(Collected data)
<<<<
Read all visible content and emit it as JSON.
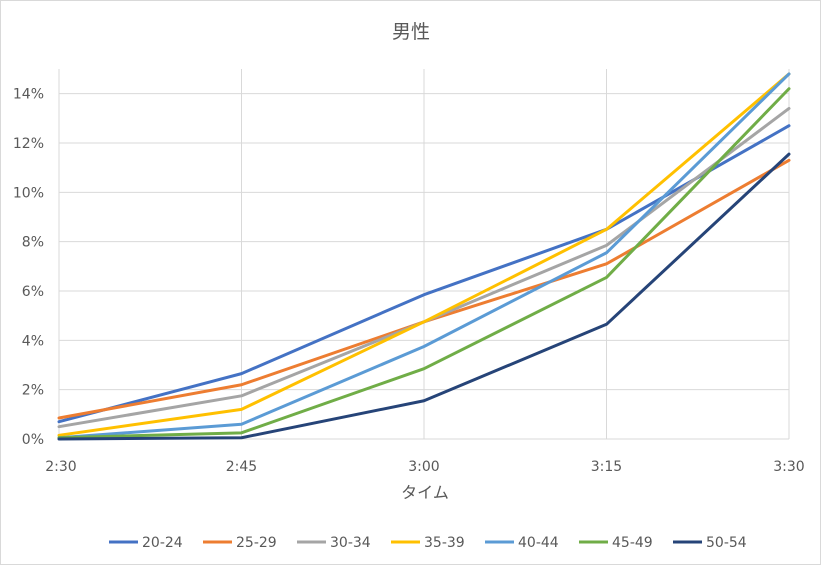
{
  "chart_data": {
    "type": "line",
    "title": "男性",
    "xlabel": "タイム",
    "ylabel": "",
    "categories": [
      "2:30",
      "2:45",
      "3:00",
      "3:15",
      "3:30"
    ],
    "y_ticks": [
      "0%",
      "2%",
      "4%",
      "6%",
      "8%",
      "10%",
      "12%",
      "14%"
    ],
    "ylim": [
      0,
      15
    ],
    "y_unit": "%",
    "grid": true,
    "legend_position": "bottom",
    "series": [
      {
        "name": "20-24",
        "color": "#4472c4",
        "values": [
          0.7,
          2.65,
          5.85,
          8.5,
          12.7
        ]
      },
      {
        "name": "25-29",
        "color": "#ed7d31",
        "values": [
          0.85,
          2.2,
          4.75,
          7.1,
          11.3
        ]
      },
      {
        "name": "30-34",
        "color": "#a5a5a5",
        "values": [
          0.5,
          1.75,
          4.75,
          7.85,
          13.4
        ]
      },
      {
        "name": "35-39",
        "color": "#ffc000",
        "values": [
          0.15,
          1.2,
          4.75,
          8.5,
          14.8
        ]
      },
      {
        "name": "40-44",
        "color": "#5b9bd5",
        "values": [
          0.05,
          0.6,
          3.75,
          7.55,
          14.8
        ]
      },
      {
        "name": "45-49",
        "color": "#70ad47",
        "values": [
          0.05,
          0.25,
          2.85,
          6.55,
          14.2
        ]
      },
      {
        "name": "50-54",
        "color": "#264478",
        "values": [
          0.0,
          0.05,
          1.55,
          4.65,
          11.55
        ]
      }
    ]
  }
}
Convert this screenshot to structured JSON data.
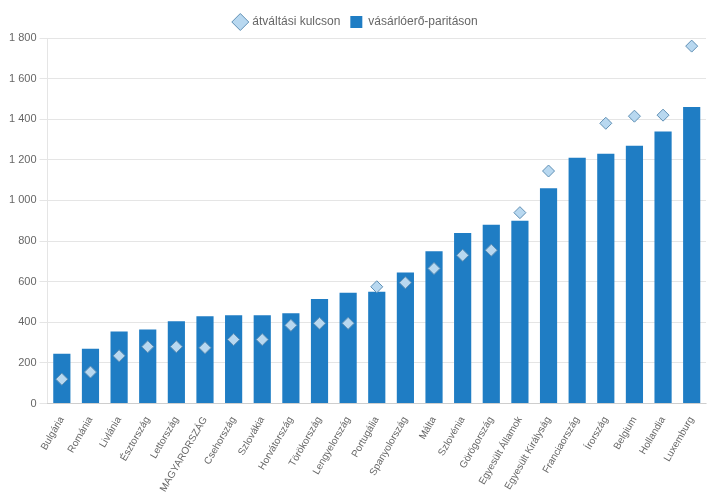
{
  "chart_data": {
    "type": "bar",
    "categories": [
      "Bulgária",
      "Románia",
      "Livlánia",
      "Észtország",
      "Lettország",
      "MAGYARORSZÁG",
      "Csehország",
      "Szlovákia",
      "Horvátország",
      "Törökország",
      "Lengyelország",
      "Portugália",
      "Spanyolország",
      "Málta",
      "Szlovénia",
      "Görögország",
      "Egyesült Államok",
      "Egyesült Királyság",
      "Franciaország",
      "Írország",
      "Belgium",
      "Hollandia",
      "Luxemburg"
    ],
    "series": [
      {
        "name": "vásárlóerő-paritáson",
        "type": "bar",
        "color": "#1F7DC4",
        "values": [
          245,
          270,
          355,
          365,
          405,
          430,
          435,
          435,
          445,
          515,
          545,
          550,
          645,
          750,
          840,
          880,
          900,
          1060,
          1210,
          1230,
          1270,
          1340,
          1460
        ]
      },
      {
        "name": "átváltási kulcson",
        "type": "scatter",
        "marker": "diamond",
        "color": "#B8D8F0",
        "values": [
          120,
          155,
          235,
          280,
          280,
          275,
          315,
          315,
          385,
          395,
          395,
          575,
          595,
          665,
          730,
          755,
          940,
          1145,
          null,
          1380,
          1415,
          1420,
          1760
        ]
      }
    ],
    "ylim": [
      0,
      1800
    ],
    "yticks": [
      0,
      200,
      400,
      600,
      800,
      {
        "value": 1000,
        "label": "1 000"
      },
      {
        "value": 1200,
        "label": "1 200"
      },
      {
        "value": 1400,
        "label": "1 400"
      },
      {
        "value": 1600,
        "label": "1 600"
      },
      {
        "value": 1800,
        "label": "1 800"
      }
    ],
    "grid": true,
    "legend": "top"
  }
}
>>>>
> [TASK TO CARRY OUT]: Pictures are not part of the copy; output everything else in the records exactly.

> [CORRECT RESULT]:
Read all visible content and emit it as JSON.
{
  "chart_data": {
    "type": "line",
    "title": "男性",
    "xlabel": "タイム",
    "ylabel": "",
    "categories": [
      "2:30",
      "2:45",
      "3:00",
      "3:15",
      "3:30"
    ],
    "y_ticks": [
      "0%",
      "2%",
      "4%",
      "6%",
      "8%",
      "10%",
      "12%",
      "14%"
    ],
    "ylim": [
      0,
      15
    ],
    "y_unit": "%",
    "grid": true,
    "legend_position": "bottom",
    "series": [
      {
        "name": "20-24",
        "color": "#4472c4",
        "values": [
          0.7,
          2.65,
          5.85,
          8.5,
          12.7
        ]
      },
      {
        "name": "25-29",
        "color": "#ed7d31",
        "values": [
          0.85,
          2.2,
          4.75,
          7.1,
          11.3
        ]
      },
      {
        "name": "30-34",
        "color": "#a5a5a5",
        "values": [
          0.5,
          1.75,
          4.75,
          7.85,
          13.4
        ]
      },
      {
        "name": "35-39",
        "color": "#ffc000",
        "values": [
          0.15,
          1.2,
          4.75,
          8.5,
          14.8
        ]
      },
      {
        "name": "40-44",
        "color": "#5b9bd5",
        "values": [
          0.05,
          0.6,
          3.75,
          7.55,
          14.8
        ]
      },
      {
        "name": "45-49",
        "color": "#70ad47",
        "values": [
          0.05,
          0.25,
          2.85,
          6.55,
          14.2
        ]
      },
      {
        "name": "50-54",
        "color": "#264478",
        "values": [
          0.0,
          0.05,
          1.55,
          4.65,
          11.55
        ]
      }
    ]
  }
}
Convert this screenshot to structured JSON data.
{
  "chart_data": {
    "type": "bar",
    "categories": [
      "Bulgária",
      "Románia",
      "Livlánia",
      "Észtország",
      "Lettország",
      "MAGYARORSZÁG",
      "Csehország",
      "Szlovákia",
      "Horvátország",
      "Törökország",
      "Lengyelország",
      "Portugália",
      "Spanyolország",
      "Málta",
      "Szlovénia",
      "Görögország",
      "Egyesült Államok",
      "Egyesült Királyság",
      "Franciaország",
      "Írország",
      "Belgium",
      "Hollandia",
      "Luxemburg"
    ],
    "series": [
      {
        "name": "vásárlóerő-paritáson",
        "type": "bar",
        "color": "#1F7DC4",
        "values": [
          245,
          270,
          355,
          365,
          405,
          430,
          435,
          435,
          445,
          515,
          545,
          550,
          645,
          750,
          840,
          880,
          900,
          1060,
          1210,
          1230,
          1270,
          1340,
          1460
        ]
      },
      {
        "name": "átváltási kulcson",
        "type": "scatter",
        "marker": "diamond",
        "color": "#B8D8F0",
        "values": [
          120,
          155,
          235,
          280,
          280,
          275,
          315,
          315,
          385,
          395,
          395,
          575,
          595,
          665,
          730,
          755,
          940,
          1145,
          null,
          1380,
          1415,
          1420,
          1760
        ]
      }
    ],
    "ylim": [
      0,
      1800
    ],
    "yticks": [
      0,
      200,
      400,
      600,
      800,
      {
        "value": 1000,
        "label": "1 000"
      },
      {
        "value": 1200,
        "label": "1 200"
      },
      {
        "value": 1400,
        "label": "1 400"
      },
      {
        "value": 1600,
        "label": "1 600"
      },
      {
        "value": 1800,
        "label": "1 800"
      }
    ],
    "grid": true,
    "legend": "top"
  }
}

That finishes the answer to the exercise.